● **Required task**
Reproduce the material from its first line up to and including the line containing "data-table-button[interactable] [181, 106, 205, 130]", substituting "timer-button" for "stopwatch-button" and leaving everything else unchanged.

● **Material shown**
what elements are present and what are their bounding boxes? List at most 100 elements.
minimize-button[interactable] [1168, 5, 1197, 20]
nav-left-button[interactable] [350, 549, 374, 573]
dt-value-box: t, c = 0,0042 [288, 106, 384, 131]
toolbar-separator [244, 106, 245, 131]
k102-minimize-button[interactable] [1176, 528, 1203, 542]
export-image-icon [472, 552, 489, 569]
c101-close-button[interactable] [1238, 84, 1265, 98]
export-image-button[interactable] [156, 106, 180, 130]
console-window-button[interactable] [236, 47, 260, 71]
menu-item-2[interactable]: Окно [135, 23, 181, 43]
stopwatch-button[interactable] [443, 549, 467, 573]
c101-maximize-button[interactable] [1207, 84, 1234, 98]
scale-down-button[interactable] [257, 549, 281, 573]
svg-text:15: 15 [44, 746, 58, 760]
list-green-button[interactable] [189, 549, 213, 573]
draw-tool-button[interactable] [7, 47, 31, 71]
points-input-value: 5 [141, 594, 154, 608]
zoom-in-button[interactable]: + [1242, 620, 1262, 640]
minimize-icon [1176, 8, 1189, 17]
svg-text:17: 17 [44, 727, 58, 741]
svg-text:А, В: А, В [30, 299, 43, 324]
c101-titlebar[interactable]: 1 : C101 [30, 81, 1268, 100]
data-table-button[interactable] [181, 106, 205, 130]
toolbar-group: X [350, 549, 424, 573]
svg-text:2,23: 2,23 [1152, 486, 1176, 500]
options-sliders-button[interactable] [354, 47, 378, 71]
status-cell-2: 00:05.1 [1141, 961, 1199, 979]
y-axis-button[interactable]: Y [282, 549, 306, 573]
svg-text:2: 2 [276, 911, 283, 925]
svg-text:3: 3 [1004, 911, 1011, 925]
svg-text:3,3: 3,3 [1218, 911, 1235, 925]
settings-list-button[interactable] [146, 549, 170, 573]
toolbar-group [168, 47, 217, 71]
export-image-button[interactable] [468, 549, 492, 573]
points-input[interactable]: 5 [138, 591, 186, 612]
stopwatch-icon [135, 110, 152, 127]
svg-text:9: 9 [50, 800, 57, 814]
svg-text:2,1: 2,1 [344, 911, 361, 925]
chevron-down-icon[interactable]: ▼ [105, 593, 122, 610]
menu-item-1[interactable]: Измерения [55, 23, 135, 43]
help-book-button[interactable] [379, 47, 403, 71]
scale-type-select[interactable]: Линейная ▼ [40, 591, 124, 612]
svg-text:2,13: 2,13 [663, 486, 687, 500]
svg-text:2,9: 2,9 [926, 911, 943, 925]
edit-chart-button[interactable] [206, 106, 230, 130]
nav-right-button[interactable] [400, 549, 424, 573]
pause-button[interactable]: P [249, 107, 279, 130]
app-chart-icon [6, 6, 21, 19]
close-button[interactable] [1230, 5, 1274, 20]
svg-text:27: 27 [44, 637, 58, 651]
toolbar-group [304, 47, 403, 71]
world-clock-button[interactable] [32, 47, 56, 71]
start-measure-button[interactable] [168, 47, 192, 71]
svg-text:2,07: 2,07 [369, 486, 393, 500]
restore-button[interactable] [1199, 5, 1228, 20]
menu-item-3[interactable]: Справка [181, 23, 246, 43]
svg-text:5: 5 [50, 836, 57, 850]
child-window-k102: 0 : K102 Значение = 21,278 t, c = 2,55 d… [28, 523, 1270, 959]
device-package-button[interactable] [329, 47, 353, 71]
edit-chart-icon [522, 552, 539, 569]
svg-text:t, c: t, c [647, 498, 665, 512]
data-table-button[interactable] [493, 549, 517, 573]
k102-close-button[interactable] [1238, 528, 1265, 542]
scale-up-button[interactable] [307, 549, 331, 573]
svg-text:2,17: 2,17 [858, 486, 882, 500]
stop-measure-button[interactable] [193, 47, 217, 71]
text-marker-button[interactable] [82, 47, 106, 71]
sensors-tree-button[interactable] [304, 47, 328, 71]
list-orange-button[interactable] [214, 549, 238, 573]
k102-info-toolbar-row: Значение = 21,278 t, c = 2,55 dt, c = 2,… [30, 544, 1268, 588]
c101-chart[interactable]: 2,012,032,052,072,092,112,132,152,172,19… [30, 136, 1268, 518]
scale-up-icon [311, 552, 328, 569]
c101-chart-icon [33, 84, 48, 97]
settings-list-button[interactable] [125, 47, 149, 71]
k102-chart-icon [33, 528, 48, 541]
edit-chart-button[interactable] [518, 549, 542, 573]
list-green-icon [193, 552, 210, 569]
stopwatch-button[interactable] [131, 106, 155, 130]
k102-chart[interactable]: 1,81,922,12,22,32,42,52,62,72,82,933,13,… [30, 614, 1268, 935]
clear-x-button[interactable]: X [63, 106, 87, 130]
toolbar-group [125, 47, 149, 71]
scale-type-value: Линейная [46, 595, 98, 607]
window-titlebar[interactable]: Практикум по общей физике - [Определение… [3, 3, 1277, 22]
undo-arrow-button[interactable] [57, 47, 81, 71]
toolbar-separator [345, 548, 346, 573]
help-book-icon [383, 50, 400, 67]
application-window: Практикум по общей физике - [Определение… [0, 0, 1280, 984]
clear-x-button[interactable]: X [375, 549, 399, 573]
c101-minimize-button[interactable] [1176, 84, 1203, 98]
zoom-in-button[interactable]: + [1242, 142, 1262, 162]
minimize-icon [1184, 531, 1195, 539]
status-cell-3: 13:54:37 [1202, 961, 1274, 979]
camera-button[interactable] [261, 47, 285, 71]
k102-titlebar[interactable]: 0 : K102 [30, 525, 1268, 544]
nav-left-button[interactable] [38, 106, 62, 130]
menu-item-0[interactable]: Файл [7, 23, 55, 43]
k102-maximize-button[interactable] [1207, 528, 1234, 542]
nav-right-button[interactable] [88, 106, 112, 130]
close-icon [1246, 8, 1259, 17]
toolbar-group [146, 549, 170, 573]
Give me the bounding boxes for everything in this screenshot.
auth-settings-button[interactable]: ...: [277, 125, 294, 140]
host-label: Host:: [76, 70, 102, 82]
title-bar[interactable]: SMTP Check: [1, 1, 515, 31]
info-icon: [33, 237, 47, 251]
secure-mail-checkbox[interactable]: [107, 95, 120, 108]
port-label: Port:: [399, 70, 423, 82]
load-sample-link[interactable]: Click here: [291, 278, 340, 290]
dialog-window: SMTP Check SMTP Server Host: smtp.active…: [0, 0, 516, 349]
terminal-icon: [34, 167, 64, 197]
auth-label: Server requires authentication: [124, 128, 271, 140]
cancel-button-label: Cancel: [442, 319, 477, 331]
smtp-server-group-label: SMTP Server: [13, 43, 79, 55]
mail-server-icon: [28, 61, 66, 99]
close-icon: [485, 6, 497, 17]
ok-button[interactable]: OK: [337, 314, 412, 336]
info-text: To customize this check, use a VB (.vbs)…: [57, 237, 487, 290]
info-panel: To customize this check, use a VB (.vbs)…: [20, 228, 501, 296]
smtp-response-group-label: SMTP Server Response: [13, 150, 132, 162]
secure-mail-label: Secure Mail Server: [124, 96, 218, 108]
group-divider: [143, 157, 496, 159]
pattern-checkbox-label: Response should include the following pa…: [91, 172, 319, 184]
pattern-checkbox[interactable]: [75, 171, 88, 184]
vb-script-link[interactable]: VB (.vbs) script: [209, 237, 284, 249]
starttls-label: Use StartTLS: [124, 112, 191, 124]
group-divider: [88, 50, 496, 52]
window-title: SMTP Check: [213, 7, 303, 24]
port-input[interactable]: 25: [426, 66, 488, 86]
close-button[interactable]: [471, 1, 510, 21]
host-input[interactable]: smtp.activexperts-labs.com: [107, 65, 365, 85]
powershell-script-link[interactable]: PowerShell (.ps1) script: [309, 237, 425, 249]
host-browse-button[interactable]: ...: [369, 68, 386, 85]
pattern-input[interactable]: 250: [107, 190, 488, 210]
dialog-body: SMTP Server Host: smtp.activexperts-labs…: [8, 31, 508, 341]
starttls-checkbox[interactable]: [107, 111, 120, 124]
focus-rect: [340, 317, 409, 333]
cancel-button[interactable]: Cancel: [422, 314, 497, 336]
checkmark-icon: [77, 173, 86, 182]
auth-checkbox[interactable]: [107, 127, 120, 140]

● **Written response**
what elements are present and what are their bounding boxes? List at most 100 elements.
minimize-button[interactable] [1168, 5, 1197, 20]
nav-left-button[interactable] [350, 549, 374, 573]
dt-value-box: t, c = 0,0042 [288, 106, 384, 131]
toolbar-separator [244, 106, 245, 131]
k102-minimize-button[interactable] [1176, 528, 1203, 542]
export-image-icon [472, 552, 489, 569]
c101-close-button[interactable] [1238, 84, 1265, 98]
export-image-button[interactable] [156, 106, 180, 130]
console-window-button[interactable] [236, 47, 260, 71]
menu-item-2[interactable]: Окно [135, 23, 181, 43]
timer-button[interactable] [443, 549, 467, 573]
c101-maximize-button[interactable] [1207, 84, 1234, 98]
scale-down-button[interactable] [257, 549, 281, 573]
svg-text:15: 15 [44, 746, 58, 760]
list-green-button[interactable] [189, 549, 213, 573]
draw-tool-button[interactable] [7, 47, 31, 71]
points-input-value: 5 [141, 594, 154, 608]
zoom-in-button[interactable]: + [1242, 620, 1262, 640]
minimize-icon [1176, 8, 1189, 17]
svg-text:17: 17 [44, 727, 58, 741]
svg-text:А, В: А, В [30, 299, 43, 324]
c101-titlebar[interactable]: 1 : C101 [30, 81, 1268, 100]
data-table-button[interactable] [181, 106, 205, 130]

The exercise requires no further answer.